Repeat each line of the material exactly.

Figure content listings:
===

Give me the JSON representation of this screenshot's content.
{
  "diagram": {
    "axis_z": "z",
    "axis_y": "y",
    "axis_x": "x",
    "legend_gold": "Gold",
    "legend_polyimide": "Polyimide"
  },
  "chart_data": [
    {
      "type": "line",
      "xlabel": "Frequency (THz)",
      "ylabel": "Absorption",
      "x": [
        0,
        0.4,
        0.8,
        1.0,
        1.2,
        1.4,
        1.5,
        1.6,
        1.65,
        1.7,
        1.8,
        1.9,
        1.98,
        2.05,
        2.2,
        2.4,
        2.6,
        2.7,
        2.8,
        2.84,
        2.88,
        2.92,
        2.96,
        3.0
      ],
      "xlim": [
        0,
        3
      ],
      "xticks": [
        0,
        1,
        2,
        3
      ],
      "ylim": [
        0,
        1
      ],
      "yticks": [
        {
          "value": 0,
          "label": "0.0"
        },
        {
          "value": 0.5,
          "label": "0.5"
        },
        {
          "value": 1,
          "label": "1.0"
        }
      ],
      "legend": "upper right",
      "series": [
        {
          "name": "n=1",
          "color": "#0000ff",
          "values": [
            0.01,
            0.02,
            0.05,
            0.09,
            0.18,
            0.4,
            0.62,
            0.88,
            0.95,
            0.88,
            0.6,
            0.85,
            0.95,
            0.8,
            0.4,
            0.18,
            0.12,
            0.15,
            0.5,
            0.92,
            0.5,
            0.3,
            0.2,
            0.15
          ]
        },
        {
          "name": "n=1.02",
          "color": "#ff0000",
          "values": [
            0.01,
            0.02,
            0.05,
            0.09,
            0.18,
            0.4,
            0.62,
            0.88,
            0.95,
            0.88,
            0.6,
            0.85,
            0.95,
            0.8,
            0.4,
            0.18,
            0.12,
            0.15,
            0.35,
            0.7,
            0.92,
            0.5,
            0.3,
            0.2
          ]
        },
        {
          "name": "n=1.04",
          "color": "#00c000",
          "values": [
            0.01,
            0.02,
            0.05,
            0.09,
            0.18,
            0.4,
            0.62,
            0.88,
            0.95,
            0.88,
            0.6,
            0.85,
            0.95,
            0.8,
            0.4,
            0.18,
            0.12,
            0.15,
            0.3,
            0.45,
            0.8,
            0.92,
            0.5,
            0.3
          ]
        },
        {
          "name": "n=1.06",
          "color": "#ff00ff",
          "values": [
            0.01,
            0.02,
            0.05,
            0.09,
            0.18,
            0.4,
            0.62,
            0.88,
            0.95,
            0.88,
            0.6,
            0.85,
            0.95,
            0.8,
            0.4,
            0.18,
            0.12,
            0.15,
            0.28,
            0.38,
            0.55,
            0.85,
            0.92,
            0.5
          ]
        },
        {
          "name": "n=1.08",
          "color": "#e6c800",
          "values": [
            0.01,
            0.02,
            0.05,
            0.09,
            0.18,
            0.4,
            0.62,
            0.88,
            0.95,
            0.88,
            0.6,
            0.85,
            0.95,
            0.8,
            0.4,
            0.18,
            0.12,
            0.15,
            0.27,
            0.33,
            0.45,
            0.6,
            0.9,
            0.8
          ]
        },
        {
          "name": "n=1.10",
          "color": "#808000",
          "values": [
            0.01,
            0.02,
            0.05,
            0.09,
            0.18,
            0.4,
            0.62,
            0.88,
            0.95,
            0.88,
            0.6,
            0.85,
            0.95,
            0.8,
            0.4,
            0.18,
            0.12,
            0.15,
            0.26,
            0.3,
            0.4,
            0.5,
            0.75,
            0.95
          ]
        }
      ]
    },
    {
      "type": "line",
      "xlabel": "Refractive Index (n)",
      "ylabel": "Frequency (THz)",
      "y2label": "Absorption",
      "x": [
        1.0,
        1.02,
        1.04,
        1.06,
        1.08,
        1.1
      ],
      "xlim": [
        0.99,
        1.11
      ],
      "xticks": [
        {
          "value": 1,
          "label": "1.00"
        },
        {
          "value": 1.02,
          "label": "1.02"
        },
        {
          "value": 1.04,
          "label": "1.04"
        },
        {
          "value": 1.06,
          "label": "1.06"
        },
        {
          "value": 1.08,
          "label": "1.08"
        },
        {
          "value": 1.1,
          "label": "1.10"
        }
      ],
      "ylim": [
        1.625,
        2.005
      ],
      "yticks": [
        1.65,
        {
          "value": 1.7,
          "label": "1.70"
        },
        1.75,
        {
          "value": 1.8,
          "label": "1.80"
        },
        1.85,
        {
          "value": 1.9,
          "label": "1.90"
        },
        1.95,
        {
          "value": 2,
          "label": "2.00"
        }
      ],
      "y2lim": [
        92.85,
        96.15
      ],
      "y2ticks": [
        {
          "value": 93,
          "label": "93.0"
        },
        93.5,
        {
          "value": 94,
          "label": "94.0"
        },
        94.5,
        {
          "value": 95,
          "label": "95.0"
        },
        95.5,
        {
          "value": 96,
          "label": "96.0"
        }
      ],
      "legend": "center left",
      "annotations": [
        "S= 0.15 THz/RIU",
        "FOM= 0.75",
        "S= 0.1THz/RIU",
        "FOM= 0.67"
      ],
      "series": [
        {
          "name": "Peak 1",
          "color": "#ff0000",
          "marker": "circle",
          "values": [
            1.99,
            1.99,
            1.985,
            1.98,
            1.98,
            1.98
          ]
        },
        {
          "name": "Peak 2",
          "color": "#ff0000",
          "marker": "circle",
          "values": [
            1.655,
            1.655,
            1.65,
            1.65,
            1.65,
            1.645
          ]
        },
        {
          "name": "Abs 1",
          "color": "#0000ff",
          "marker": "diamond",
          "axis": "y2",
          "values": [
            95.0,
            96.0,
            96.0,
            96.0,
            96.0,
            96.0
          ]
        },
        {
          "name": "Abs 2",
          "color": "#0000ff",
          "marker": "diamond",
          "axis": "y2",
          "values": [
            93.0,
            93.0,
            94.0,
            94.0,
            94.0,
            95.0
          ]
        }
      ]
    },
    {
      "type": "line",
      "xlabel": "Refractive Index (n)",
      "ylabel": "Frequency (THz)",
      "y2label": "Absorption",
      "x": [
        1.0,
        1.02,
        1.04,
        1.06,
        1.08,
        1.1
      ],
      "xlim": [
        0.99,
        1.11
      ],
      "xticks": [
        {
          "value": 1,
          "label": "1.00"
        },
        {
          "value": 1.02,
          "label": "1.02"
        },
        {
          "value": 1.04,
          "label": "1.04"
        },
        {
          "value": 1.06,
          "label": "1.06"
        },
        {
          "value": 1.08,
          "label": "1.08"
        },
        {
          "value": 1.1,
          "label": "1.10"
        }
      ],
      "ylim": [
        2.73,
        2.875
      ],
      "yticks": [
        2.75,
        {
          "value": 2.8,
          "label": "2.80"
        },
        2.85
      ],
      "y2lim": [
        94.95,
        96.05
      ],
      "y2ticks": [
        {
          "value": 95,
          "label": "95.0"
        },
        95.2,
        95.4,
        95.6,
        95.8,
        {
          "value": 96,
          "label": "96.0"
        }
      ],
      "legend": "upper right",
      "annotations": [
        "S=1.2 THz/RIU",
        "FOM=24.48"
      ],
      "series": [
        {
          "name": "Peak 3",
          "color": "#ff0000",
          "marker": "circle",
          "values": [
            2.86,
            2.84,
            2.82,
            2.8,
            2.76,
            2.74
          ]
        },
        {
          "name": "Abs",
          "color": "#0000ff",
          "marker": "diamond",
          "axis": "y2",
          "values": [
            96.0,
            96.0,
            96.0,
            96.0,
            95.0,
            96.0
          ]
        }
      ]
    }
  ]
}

===

* Solution to this problem *
Give me the JSON representation of this screenshot's content.
{
  "diagram": {
    "axis_z": "z",
    "axis_y": "y",
    "axis_x": "x",
    "legend_gold": "Gold",
    "legend_polyimide": "Polyimide"
  },
  "chart_data": [
    {
      "type": "line",
      "xlabel": "Frequency (THz)",
      "ylabel": "Absorption",
      "x": [
        0,
        0.4,
        0.8,
        1.0,
        1.2,
        1.4,
        1.5,
        1.6,
        1.65,
        1.7,
        1.8,
        1.9,
        1.98,
        2.05,
        2.2,
        2.4,
        2.6,
        2.7,
        2.8,
        2.84,
        2.88,
        2.92,
        2.96,
        3.0
      ],
      "xlim": [
        0,
        3
      ],
      "xticks": [
        0,
        1,
        2,
        3
      ],
      "ylim": [
        0,
        1
      ],
      "yticks": [
        {
          "value": 0,
          "label": "0.0"
        },
        {
          "value": 0.5,
          "label": "0.5"
        },
        {
          "value": 1,
          "label": "1.0"
        }
      ],
      "legend": "upper right",
      "series": [
        {
          "name": "n=1",
          "color": "#0000ff",
          "values": [
            0.01,
            0.02,
            0.05,
            0.09,
            0.18,
            0.4,
            0.62,
            0.88,
            0.95,
            0.88,
            0.6,
            0.85,
            0.95,
            0.8,
            0.4,
            0.18,
            0.12,
            0.15,
            0.5,
            0.92,
            0.5,
            0.3,
            0.2,
            0.15
          ]
        },
        {
          "name": "n=1.02",
          "color": "#ff0000",
          "values": [
            0.01,
            0.02,
            0.05,
            0.09,
            0.18,
            0.4,
            0.62,
            0.88,
            0.95,
            0.88,
            0.6,
            0.85,
            0.95,
            0.8,
            0.4,
            0.18,
            0.12,
            0.15,
            0.35,
            0.7,
            0.92,
            0.5,
            0.3,
            0.2
          ]
        },
        {
          "name": "n=1.04",
          "color": "#00c000",
          "values": [
            0.01,
            0.02,
            0.05,
            0.09,
            0.18,
            0.4,
            0.62,
            0.88,
            0.95,
            0.88,
            0.6,
            0.85,
            0.95,
            0.8,
            0.4,
            0.18,
            0.12,
            0.15,
            0.3,
            0.45,
            0.8,
            0.92,
            0.5,
            0.3
          ]
        },
        {
          "name": "n=1.06",
          "color": "#ff00ff",
          "values": [
            0.01,
            0.02,
            0.05,
            0.09,
            0.18,
            0.4,
            0.62,
            0.88,
            0.95,
            0.88,
            0.6,
            0.85,
            0.95,
            0.8,
            0.4,
            0.18,
            0.12,
            0.15,
            0.28,
            0.38,
            0.55,
            0.85,
            0.92,
            0.5
          ]
        },
        {
          "name": "n=1.08",
          "color": "#e6c800",
          "values": [
            0.01,
            0.02,
            0.05,
            0.09,
            0.18,
            0.4,
            0.62,
            0.88,
            0.95,
            0.88,
            0.6,
            0.85,
            0.95,
            0.8,
            0.4,
            0.18,
            0.12,
            0.15,
            0.27,
            0.33,
            0.45,
            0.6,
            0.9,
            0.8
          ]
        },
        {
          "name": "n=1.10",
          "color": "#808000",
          "values": [
            0.01,
            0.02,
            0.05,
            0.09,
            0.18,
            0.4,
            0.62,
            0.88,
            0.95,
            0.88,
            0.6,
            0.85,
            0.95,
            0.8,
            0.4,
            0.18,
            0.12,
            0.15,
            0.26,
            0.3,
            0.4,
            0.5,
            0.75,
            0.95
          ]
        }
      ]
    },
    {
      "type": "line",
      "xlabel": "Refractive Index (n)",
      "ylabel": "Frequency (THz)",
      "y2label": "Absorption",
      "x": [
        1.0,
        1.02,
        1.04,
        1.06,
        1.08,
        1.1
      ],
      "xlim": [
        0.99,
        1.11
      ],
      "xticks": [
        {
          "value": 1,
          "label": "1.00"
        },
        {
          "value": 1.02,
          "label": "1.02"
        },
        {
          "value": 1.04,
          "label": "1.04"
        },
        {
          "value": 1.06,
          "label": "1.06"
        },
        {
          "value": 1.08,
          "label": "1.08"
        },
        {
          "value": 1.1,
          "label": "1.10"
        }
      ],
      "ylim": [
        1.625,
        2.005
      ],
      "yticks": [
        1.65,
        {
          "value": 1.7,
          "label": "1.70"
        },
        1.75,
        {
          "value": 1.8,
          "label": "1.80"
        },
        1.85,
        {
          "value": 1.9,
          "label": "1.90"
        },
        1.95,
        {
          "value": 2,
          "label": "2.00"
        }
      ],
      "y2lim": [
        92.85,
        96.15
      ],
      "y2ticks": [
        {
          "value": 93,
          "label": "93.0"
        },
        93.5,
        {
          "value": 94,
          "label": "94.0"
        },
        94.5,
        {
          "value": 95,
          "label": "95.0"
        },
        95.5,
        {
          "value": 96,
          "label": "96.0"
        }
      ],
      "legend": "center left",
      "annotations": [
        "S= 0.15 THz/RIU",
        "FOM= 0.75",
        "S= 0.1THz/RIU",
        "FOM= 0.67"
      ],
      "series": [
        {
          "name": "Peak 1",
          "color": "#ff0000",
          "marker": "circle",
          "values": [
            1.99,
            1.99,
            1.985,
            1.98,
            1.98,
            1.98
          ]
        },
        {
          "name": "Peak 2",
          "color": "#ff0000",
          "marker": "circle",
          "values": [
            1.655,
            1.655,
            1.65,
            1.65,
            1.65,
            1.645
          ]
        },
        {
          "name": "Abs 1",
          "color": "#0000ff",
          "marker": "diamond",
          "axis": "y2",
          "values": [
            95.0,
            96.0,
            96.0,
            96.0,
            96.0,
            96.0
          ]
        },
        {
          "name": "Abs 2",
          "color": "#0000ff",
          "marker": "diamond",
          "axis": "y2",
          "values": [
            93.0,
            93.0,
            94.0,
            94.0,
            94.0,
            95.0
          ]
        }
      ]
    },
    {
      "type": "line",
      "xlabel": "Refractive Index (n)",
      "ylabel": "Frequency (THz)",
      "y2label": "Absorption",
      "x": [
        1.0,
        1.02,
        1.04,
        1.06,
        1.08,
        1.1
      ],
      "xlim": [
        0.99,
        1.11
      ],
      "xticks": [
        {
          "value": 1,
          "label": "1.00"
        },
        {
          "value": 1.02,
          "label": "1.02"
        },
        {
          "value": 1.04,
          "label": "1.04"
        },
        {
          "value": 1.06,
          "label": "1.06"
        },
        {
          "value": 1.08,
          "label": "1.08"
        },
        {
          "value": 1.1,
          "label": "1.10"
        }
      ],
      "ylim": [
        2.73,
        2.875
      ],
      "yticks": [
        2.75,
        {
          "value": 2.8,
          "label": "2.80"
        },
        2.85
      ],
      "y2lim": [
        94.95,
        96.05
      ],
      "y2ticks": [
        {
          "value": 95,
          "label": "95.0"
        },
        95.2,
        95.4,
        95.6,
        95.8,
        {
          "value": 96,
          "label": "96.0"
        }
      ],
      "legend": "upper right",
      "annotations": [
        "S=1.2 THz/RIU",
        "FOM=24.48"
      ],
      "series": [
        {
          "name": "Peak 3",
          "color": "#ff0000",
          "marker": "circle",
          "values": [
            2.86,
            2.84,
            2.82,
            2.8,
            2.76,
            2.74
          ]
        },
        {
          "name": "Abs",
          "color": "#0000ff",
          "marker": "diamond",
          "axis": "y2",
          "values": [
            96.0,
            96.0,
            96.0,
            96.0,
            95.0,
            96.0
          ]
        }
      ]
    }
  ]
}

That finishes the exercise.